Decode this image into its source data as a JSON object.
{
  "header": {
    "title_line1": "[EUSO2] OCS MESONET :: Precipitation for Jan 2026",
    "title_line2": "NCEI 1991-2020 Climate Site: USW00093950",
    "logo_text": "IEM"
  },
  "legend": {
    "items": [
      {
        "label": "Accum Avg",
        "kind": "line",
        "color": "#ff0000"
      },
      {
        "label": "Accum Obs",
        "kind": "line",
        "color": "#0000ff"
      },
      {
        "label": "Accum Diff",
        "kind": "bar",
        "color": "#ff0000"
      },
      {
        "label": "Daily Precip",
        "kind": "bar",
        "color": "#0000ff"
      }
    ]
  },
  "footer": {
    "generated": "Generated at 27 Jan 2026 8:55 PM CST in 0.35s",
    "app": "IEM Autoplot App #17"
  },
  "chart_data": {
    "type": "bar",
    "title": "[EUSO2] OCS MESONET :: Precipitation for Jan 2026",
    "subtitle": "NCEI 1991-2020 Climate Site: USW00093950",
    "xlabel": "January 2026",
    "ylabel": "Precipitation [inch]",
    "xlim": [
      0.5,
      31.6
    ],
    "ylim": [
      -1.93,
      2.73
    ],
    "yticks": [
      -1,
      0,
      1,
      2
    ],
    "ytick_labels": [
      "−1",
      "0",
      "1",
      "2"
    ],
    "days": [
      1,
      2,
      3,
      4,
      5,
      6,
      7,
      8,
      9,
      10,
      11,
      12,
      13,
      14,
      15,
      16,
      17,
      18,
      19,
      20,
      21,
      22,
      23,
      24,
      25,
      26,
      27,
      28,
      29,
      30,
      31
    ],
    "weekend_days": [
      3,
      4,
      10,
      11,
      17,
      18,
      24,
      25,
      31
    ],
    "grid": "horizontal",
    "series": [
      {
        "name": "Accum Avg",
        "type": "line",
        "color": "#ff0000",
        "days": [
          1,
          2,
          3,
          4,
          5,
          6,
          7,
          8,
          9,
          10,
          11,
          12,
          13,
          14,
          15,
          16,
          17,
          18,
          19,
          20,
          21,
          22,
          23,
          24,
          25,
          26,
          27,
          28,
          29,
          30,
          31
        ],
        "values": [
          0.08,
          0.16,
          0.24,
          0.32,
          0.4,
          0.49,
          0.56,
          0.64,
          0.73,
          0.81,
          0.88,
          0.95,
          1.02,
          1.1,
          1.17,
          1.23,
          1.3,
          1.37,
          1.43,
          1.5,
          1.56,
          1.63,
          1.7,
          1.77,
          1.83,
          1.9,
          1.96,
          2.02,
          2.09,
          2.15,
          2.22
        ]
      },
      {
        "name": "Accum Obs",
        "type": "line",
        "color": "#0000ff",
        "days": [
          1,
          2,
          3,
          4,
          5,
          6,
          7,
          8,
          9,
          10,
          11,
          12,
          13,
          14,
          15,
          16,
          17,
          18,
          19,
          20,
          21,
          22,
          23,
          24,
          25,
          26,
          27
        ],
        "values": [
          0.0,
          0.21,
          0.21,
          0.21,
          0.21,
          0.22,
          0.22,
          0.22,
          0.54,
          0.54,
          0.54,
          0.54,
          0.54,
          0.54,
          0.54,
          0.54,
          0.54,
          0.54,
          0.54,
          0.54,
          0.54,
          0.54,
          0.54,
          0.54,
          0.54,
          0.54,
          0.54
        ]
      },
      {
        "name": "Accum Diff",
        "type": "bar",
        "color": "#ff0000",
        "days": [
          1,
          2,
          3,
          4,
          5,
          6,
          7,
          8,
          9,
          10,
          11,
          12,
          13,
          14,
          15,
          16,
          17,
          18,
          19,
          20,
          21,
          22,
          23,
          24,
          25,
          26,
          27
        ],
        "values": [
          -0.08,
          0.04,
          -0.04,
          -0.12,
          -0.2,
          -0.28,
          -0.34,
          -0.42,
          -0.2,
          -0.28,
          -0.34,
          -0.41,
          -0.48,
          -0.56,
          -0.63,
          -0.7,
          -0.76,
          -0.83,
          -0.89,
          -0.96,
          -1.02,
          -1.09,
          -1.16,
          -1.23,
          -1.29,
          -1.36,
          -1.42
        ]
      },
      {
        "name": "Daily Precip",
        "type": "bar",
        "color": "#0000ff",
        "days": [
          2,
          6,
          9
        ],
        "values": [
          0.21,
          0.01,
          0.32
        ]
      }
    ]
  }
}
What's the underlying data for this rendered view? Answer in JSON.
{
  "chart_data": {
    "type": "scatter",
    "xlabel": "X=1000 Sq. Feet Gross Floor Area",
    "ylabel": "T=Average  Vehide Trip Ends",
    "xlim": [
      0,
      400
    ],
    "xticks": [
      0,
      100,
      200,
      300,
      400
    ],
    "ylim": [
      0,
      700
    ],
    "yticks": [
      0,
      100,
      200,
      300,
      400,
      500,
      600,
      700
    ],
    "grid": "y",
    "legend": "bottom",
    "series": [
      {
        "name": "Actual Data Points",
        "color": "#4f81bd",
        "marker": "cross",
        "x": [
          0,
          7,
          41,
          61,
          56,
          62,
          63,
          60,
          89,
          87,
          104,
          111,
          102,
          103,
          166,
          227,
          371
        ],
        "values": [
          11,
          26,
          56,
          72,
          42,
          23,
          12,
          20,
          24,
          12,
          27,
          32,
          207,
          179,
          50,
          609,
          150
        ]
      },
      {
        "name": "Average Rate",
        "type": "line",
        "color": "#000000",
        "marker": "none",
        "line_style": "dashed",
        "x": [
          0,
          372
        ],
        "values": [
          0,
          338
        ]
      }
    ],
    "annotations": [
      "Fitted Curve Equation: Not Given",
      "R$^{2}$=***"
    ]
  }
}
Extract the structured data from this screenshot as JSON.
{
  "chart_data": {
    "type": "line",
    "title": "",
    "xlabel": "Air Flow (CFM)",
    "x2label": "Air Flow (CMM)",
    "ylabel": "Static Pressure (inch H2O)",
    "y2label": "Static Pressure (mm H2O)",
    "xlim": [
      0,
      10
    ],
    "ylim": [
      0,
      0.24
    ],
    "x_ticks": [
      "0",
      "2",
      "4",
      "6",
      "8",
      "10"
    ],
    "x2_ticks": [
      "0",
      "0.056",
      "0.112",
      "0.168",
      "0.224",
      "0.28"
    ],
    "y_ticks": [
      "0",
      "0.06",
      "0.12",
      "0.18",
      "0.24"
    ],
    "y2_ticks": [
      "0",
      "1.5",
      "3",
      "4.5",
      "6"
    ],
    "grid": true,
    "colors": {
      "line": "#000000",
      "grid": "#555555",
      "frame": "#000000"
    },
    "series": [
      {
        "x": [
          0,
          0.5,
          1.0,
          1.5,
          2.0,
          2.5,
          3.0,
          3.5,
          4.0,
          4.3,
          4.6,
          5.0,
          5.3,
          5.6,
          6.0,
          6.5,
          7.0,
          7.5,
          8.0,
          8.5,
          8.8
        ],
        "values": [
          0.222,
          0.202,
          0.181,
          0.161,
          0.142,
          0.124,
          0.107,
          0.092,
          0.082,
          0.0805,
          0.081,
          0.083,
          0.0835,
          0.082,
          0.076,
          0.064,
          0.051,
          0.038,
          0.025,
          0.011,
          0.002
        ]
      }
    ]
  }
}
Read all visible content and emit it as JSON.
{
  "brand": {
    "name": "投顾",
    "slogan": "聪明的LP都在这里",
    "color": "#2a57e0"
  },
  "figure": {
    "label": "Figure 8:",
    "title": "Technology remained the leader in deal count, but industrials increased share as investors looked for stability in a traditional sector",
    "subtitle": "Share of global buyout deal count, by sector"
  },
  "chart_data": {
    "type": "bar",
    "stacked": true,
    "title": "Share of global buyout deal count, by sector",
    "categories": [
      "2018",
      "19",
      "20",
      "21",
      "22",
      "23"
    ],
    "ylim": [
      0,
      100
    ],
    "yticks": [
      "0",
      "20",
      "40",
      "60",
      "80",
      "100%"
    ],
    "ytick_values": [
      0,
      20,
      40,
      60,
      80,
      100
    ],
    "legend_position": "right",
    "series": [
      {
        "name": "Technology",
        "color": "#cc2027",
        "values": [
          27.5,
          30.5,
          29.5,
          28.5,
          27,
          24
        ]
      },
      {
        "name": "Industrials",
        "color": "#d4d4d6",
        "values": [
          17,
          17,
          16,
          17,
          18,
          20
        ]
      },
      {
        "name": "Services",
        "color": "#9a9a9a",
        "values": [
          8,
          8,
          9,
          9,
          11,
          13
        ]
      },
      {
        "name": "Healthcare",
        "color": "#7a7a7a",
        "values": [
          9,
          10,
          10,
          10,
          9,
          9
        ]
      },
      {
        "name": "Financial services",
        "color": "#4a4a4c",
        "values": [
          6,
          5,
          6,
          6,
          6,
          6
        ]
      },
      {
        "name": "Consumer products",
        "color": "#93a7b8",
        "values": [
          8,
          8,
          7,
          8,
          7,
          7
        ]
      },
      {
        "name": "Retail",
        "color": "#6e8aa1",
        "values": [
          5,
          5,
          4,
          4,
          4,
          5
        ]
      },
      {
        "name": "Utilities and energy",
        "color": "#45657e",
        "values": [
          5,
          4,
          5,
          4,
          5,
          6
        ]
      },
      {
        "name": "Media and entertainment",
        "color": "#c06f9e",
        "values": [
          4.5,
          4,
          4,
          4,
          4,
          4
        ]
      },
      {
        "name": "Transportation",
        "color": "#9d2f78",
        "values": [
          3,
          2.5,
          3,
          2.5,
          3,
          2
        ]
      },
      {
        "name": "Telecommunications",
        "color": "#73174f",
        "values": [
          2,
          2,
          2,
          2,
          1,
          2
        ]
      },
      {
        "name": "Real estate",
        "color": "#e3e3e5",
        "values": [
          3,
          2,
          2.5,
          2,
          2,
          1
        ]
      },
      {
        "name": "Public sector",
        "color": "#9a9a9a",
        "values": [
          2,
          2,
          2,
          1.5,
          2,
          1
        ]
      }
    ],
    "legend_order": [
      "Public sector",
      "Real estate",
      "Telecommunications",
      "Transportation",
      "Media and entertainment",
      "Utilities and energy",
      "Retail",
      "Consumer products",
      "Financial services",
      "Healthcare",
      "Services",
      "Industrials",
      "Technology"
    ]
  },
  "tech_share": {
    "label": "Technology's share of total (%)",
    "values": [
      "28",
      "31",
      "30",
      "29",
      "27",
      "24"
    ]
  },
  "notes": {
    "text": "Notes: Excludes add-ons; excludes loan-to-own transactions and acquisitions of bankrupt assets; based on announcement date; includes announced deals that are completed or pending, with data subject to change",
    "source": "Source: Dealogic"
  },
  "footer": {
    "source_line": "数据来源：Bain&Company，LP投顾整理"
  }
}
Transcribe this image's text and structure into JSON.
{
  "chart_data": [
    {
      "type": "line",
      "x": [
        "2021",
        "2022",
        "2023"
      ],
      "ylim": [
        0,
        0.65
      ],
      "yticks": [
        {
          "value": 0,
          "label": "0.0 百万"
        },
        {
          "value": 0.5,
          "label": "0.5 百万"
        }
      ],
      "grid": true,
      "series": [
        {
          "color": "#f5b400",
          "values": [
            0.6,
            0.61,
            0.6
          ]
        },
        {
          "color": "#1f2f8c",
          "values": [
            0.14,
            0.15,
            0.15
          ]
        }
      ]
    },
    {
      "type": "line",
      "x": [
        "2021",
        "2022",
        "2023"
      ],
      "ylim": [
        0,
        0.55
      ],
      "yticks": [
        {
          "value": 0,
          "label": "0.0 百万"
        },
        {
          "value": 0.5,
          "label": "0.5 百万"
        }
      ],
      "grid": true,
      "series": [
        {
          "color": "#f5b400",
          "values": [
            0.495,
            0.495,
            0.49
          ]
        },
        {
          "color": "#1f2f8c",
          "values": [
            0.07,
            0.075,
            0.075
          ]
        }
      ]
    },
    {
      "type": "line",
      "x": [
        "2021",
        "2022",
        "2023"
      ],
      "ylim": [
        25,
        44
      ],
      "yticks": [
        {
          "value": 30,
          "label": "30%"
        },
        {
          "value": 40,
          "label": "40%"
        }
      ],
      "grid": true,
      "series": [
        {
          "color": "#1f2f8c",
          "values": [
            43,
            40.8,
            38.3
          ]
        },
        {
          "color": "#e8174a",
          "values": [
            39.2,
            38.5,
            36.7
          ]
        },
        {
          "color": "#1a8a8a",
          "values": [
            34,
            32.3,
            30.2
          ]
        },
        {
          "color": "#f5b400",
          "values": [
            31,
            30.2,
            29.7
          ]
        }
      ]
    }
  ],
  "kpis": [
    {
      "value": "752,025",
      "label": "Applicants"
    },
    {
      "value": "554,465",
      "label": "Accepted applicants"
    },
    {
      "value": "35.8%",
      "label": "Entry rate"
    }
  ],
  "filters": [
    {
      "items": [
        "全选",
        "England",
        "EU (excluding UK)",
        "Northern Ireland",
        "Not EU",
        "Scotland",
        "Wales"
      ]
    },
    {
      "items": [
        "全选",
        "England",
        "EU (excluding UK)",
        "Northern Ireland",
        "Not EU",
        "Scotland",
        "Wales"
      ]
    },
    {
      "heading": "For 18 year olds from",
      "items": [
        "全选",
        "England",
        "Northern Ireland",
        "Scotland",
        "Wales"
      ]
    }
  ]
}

===============

> **WHAT THE TASK REQUIRES**: Copy each line of the data above that holds "Telecommunications".

> **THE ANSWER**:
        "name": "Telecommunications",
      "Telecommunications",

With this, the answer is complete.